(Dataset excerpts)
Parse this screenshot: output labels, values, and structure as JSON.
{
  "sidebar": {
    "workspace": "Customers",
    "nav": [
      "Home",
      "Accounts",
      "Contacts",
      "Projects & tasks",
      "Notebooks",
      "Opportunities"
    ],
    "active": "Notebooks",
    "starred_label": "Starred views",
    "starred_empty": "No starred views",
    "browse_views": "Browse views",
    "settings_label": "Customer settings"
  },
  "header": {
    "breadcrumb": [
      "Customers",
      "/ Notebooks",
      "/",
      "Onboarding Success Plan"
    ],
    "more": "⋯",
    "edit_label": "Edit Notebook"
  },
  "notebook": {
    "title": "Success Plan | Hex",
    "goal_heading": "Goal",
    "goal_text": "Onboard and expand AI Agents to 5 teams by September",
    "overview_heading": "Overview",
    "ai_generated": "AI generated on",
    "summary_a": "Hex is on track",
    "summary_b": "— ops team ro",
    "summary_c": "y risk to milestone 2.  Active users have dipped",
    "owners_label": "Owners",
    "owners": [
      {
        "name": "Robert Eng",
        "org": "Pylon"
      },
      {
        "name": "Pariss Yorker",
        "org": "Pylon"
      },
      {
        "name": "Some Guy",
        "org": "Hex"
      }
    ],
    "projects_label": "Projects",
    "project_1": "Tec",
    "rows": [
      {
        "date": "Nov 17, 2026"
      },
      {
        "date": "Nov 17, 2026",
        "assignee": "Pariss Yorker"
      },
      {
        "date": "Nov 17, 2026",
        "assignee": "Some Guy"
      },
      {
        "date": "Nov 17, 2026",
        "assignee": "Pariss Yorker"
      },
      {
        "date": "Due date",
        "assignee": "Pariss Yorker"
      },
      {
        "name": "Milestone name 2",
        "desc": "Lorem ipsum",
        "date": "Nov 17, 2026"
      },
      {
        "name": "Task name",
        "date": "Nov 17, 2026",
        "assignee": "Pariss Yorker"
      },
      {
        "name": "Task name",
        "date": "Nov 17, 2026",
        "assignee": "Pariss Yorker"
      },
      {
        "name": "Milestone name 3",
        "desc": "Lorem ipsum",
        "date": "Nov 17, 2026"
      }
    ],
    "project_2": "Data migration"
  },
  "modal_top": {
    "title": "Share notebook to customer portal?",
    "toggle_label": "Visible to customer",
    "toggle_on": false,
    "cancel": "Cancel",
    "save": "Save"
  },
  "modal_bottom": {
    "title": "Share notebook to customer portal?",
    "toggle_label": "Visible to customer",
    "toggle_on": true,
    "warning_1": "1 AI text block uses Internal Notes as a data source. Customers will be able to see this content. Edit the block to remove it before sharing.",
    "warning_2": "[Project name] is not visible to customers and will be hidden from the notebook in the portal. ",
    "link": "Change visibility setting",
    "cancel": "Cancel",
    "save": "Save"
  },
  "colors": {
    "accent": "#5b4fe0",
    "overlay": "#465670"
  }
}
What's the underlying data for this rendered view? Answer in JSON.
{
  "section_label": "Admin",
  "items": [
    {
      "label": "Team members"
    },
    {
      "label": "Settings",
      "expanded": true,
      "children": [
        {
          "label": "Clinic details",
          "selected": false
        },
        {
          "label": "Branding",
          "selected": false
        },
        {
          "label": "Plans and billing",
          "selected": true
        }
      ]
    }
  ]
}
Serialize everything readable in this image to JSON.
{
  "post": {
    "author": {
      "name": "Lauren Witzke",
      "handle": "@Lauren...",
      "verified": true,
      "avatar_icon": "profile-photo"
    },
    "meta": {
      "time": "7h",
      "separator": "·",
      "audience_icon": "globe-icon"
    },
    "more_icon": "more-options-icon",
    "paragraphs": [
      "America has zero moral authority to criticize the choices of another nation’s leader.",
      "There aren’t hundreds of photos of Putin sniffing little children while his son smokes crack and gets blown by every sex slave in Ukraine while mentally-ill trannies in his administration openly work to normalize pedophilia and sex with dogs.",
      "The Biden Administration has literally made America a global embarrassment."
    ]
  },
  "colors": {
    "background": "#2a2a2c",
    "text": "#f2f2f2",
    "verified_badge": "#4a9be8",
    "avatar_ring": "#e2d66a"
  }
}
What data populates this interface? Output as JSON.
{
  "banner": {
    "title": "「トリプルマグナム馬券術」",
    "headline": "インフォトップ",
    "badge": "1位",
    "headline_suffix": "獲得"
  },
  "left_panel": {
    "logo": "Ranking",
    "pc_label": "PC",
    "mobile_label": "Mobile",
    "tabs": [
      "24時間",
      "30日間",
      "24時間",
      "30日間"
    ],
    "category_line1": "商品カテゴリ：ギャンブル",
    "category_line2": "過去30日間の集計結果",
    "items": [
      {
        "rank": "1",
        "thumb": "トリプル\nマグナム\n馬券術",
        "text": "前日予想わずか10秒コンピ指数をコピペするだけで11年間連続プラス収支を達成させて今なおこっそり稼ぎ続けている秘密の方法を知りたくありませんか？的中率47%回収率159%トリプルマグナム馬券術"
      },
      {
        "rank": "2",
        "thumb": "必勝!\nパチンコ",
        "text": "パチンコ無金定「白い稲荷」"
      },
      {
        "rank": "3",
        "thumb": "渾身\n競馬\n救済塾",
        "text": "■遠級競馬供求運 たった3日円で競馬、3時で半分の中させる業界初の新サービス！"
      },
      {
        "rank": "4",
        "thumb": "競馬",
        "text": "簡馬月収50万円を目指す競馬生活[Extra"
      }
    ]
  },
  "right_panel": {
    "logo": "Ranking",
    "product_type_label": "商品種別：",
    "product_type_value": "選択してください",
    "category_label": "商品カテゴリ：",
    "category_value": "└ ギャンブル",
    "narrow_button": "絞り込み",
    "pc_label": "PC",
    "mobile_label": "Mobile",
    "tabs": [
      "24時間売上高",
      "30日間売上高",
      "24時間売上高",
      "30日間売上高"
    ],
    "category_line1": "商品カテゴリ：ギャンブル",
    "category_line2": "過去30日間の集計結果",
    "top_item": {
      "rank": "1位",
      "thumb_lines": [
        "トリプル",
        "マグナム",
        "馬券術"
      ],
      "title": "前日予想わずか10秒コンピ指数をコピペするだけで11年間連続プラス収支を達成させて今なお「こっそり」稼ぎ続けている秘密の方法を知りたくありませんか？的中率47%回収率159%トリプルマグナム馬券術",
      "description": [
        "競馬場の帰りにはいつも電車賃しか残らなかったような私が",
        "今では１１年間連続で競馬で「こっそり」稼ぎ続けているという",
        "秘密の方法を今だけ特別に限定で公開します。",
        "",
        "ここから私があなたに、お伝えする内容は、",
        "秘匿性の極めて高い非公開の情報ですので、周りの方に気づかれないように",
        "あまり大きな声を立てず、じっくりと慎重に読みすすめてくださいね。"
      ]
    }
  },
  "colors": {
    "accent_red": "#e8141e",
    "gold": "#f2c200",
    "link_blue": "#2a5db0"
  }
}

* [WRITTEN REQUEST]: Write out the full set of records exactly as given.

* [ANSWER IN FULL]:
Parse this screenshot: output labels, values, and structure as JSON.
{
  "sidebar": {
    "workspace": "Customers",
    "nav": [
      "Home",
      "Accounts",
      "Contacts",
      "Projects & tasks",
      "Notebooks",
      "Opportunities"
    ],
    "active": "Notebooks",
    "starred_label": "Starred views",
    "starred_empty": "No starred views",
    "browse_views": "Browse views",
    "settings_label": "Customer settings"
  },
  "header": {
    "breadcrumb": [
      "Customers",
      "/ Notebooks",
      "/",
      "Onboarding Success Plan"
    ],
    "more": "⋯",
    "edit_label": "Edit Notebook"
  },
  "notebook": {
    "title": "Success Plan | Hex",
    "goal_heading": "Goal",
    "goal_text": "Onboard and expand AI Agents to 5 teams by September",
    "overview_heading": "Overview",
    "ai_generated": "AI generated on",
    "summary_a": "Hex is on track",
    "summary_b": "— ops team ro",
    "summary_c": "y risk to milestone 2.  Active users have dipped",
    "owners_label": "Owners",
    "owners": [
      {
        "name": "Robert Eng",
        "org": "Pylon"
      },
      {
        "name": "Pariss Yorker",
        "org": "Pylon"
      },
      {
        "name": "Some Guy",
        "org": "Hex"
      }
    ],
    "projects_label": "Projects",
    "project_1": "Tec",
    "rows": [
      {
        "date": "Nov 17, 2026"
      },
      {
        "date": "Nov 17, 2026",
        "assignee": "Pariss Yorker"
      },
      {
        "date": "Nov 17, 2026",
        "assignee": "Some Guy"
      },
      {
        "date": "Nov 17, 2026",
        "assignee": "Pariss Yorker"
      },
      {
        "date": "Due date",
        "assignee": "Pariss Yorker"
      },
      {
        "name": "Milestone name 2",
        "desc": "Lorem ipsum",
        "date": "Nov 17, 2026"
      },
      {
        "name": "Task name",
        "date": "Nov 17, 2026",
        "assignee": "Pariss Yorker"
      },
      {
        "name": "Task name",
        "date": "Nov 17, 2026",
        "assignee": "Pariss Yorker"
      },
      {
        "name": "Milestone name 3",
        "desc": "Lorem ipsum",
        "date": "Nov 17, 2026"
      }
    ],
    "project_2": "Data migration"
  },
  "modal_top": {
    "title": "Share notebook to customer portal?",
    "toggle_label": "Visible to customer",
    "toggle_on": false,
    "cancel": "Cancel",
    "save": "Save"
  },
  "modal_bottom": {
    "title": "Share notebook to customer portal?",
    "toggle_label": "Visible to customer",
    "toggle_on": true,
    "warning_1": "1 AI text block uses Internal Notes as a data source. Customers will be able to see this content. Edit the block to remove it before sharing.",
    "warning_2": "[Project name] is not visible to customers and will be hidden from the notebook in the portal. ",
    "link": "Change visibility setting",
    "cancel": "Cancel",
    "save": "Save"
  },
  "colors": {
    "accent": "#5b4fe0",
    "overlay": "#465670"
  }
}
What's the underlying data for this rendered view? Answer in JSON.
{
  "section_label": "Admin",
  "items": [
    {
      "label": "Team members"
    },
    {
      "label": "Settings",
      "expanded": true,
      "children": [
        {
          "label": "Clinic details",
          "selected": false
        },
        {
          "label": "Branding",
          "selected": false
        },
        {
          "label": "Plans and billing",
          "selected": true
        }
      ]
    }
  ]
}
Serialize everything readable in this image to JSON.
{
  "post": {
    "author": {
      "name": "Lauren Witzke",
      "handle": "@Lauren...",
      "verified": true,
      "avatar_icon": "profile-photo"
    },
    "meta": {
      "time": "7h",
      "separator": "·",
      "audience_icon": "globe-icon"
    },
    "more_icon": "more-options-icon",
    "paragraphs": [
      "America has zero moral authority to criticize the choices of another nation’s leader.",
      "There aren’t hundreds of photos of Putin sniffing little children while his son smokes crack and gets blown by every sex slave in Ukraine while mentally-ill trannies in his administration openly work to normalize pedophilia and sex with dogs.",
      "The Biden Administration has literally made America a global embarrassment."
    ]
  },
  "colors": {
    "background": "#2a2a2c",
    "text": "#f2f2f2",
    "verified_badge": "#4a9be8",
    "avatar_ring": "#e2d66a"
  }
}
What data populates this interface? Output as JSON.
{
  "banner": {
    "title": "「トリプルマグナム馬券術」",
    "headline": "インフォトップ",
    "badge": "1位",
    "headline_suffix": "獲得"
  },
  "left_panel": {
    "logo": "Ranking",
    "pc_label": "PC",
    "mobile_label": "Mobile",
    "tabs": [
      "24時間",
      "30日間",
      "24時間",
      "30日間"
    ],
    "category_line1": "商品カテゴリ：ギャンブル",
    "category_line2": "過去30日間の集計結果",
    "items": [
      {
        "rank": "1",
        "thumb": "トリプル\nマグナム\n馬券術",
        "text": "前日予想わずか10秒コンピ指数をコピペするだけで11年間連続プラス収支を達成させて今なおこっそり稼ぎ続けている秘密の方法を知りたくありませんか？的中率47%回収率159%トリプルマグナム馬券術"
      },
      {
        "rank": "2",
        "thumb": "必勝!\nパチンコ",
        "text": "パチンコ無金定「白い稲荷」"
      },
      {
        "rank": "3",
        "thumb": "渾身\n競馬\n救済塾",
        "text": "■遠級競馬供求運 たった3日円で競馬、3時で半分の中させる業界初の新サービス！"
      },
      {
        "rank": "4",
        "thumb": "競馬",
        "text": "簡馬月収50万円を目指す競馬生活[Extra"
      }
    ]
  },
  "right_panel": {
    "logo": "Ranking",
    "product_type_label": "商品種別：",
    "product_type_value": "選択してください",
    "category_label": "商品カテゴリ：",
    "category_value": "└ ギャンブル",
    "narrow_button": "絞り込み",
    "pc_label": "PC",
    "mobile_label": "Mobile",
    "tabs": [
      "24時間売上高",
      "30日間売上高",
      "24時間売上高",
      "30日間売上高"
    ],
    "category_line1": "商品カテゴリ：ギャンブル",
    "category_line2": "過去30日間の集計結果",
    "top_item": {
      "rank": "1位",
      "thumb_lines": [
        "トリプル",
        "マグナム",
        "馬券術"
      ],
      "title": "前日予想わずか10秒コンピ指数をコピペするだけで11年間連続プラス収支を達成させて今なお「こっそり」稼ぎ続けている秘密の方法を知りたくありませんか？的中率47%回収率159%トリプルマグナム馬券術",
      "description": [
        "競馬場の帰りにはいつも電車賃しか残らなかったような私が",
        "今では１１年間連続で競馬で「こっそり」稼ぎ続けているという",
        "秘密の方法を今だけ特別に限定で公開します。",
        "",
        "ここから私があなたに、お伝えする内容は、",
        "秘匿性の極めて高い非公開の情報ですので、周りの方に気づかれないように",
        "あまり大きな声を立てず、じっくりと慎重に読みすすめてくださいね。"
      ]
    }
  },
  "colors": {
    "accent_red": "#e8141e",
    "gold": "#f2c200",
    "link_blue": "#2a5db0"
  }
}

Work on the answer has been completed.